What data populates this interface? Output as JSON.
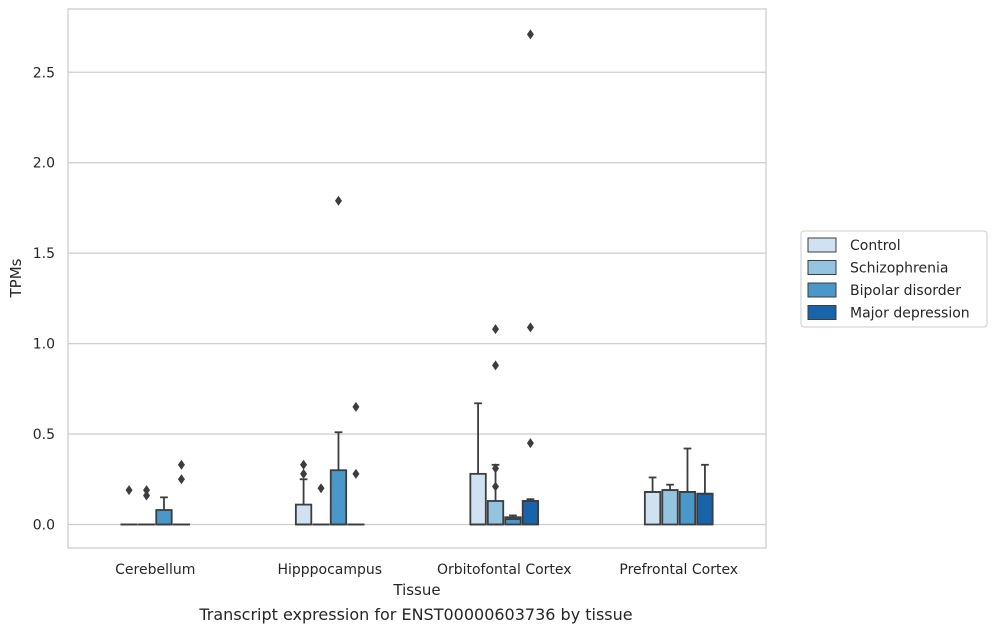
{
  "caption": "Transcript expression for ENST00000603736 by tissue",
  "chart_data": {
    "type": "box",
    "xlabel": "Tissue",
    "ylabel": "TPMs",
    "ylim": [
      -0.13,
      2.85
    ],
    "yticks": [
      "0.0",
      "0.5",
      "1.0",
      "1.5",
      "2.0",
      "2.5"
    ],
    "grid": "horizontal",
    "legend_position": "right",
    "categories": [
      "Cerebellum",
      "Hipppocampus",
      "Orbitofontal Cortex",
      "Prefrontal Cortex"
    ],
    "series": [
      {
        "name": "Control",
        "color": "#d0e1f2",
        "boxes": [
          {
            "q1": 0,
            "median": 0,
            "q3": 0,
            "whislo": 0,
            "whishi": 0,
            "fliers": [
              0.19
            ]
          },
          {
            "q1": 0,
            "median": 0,
            "q3": 0.11,
            "whislo": 0,
            "whishi": 0.25,
            "fliers": [
              0.28,
              0.33
            ]
          },
          {
            "q1": 0,
            "median": 0,
            "q3": 0.28,
            "whislo": 0,
            "whishi": 0.67,
            "fliers": []
          },
          {
            "q1": 0,
            "median": 0.18,
            "q3": 0.18,
            "whislo": 0,
            "whishi": 0.26,
            "fliers": []
          }
        ]
      },
      {
        "name": "Schizophrenia",
        "color": "#94c4df",
        "boxes": [
          {
            "q1": 0,
            "median": 0,
            "q3": 0,
            "whislo": 0,
            "whishi": 0,
            "fliers": [
              0.16,
              0.19
            ]
          },
          {
            "q1": 0,
            "median": 0,
            "q3": 0,
            "whislo": 0,
            "whishi": 0,
            "fliers": [
              0.2
            ]
          },
          {
            "q1": 0,
            "median": 0,
            "q3": 0.13,
            "whislo": 0,
            "whishi": 0.33,
            "fliers": [
              0.21,
              0.31,
              0.88,
              1.08
            ]
          },
          {
            "q1": 0,
            "median": 0.19,
            "q3": 0.19,
            "whislo": 0,
            "whishi": 0.22,
            "fliers": []
          }
        ]
      },
      {
        "name": "Bipolar disorder",
        "color": "#4a98c9",
        "boxes": [
          {
            "q1": 0,
            "median": 0,
            "q3": 0.08,
            "whislo": 0,
            "whishi": 0.15,
            "fliers": []
          },
          {
            "q1": 0,
            "median": 0,
            "q3": 0.3,
            "whislo": 0,
            "whishi": 0.51,
            "fliers": [
              1.79
            ]
          },
          {
            "q1": 0,
            "median": 0.03,
            "q3": 0.04,
            "whislo": 0,
            "whishi": 0.05,
            "fliers": []
          },
          {
            "q1": 0,
            "median": 0.18,
            "q3": 0.18,
            "whislo": 0,
            "whishi": 0.42,
            "fliers": []
          }
        ]
      },
      {
        "name": "Major depression",
        "color": "#1764ab",
        "boxes": [
          {
            "q1": 0,
            "median": 0,
            "q3": 0,
            "whislo": 0,
            "whishi": 0,
            "fliers": [
              0.25,
              0.33
            ]
          },
          {
            "q1": 0,
            "median": 0,
            "q3": 0,
            "whislo": 0,
            "whishi": 0,
            "fliers": [
              0.28,
              0.65
            ]
          },
          {
            "q1": 0,
            "median": 0.13,
            "q3": 0.13,
            "whislo": 0,
            "whishi": 0.14,
            "fliers": [
              0.45,
              1.09,
              2.71
            ]
          },
          {
            "q1": 0,
            "median": 0.17,
            "q3": 0.17,
            "whislo": 0,
            "whishi": 0.33,
            "fliers": []
          }
        ]
      }
    ]
  }
}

Short exercise: Identify the lines of the data that contain the word "name". Copy each of them.

Answer to this problem:
        "name": "Control",
        "name": "Schizophrenia",
        "name": "Bipolar disorder",
        "name": "Major depression",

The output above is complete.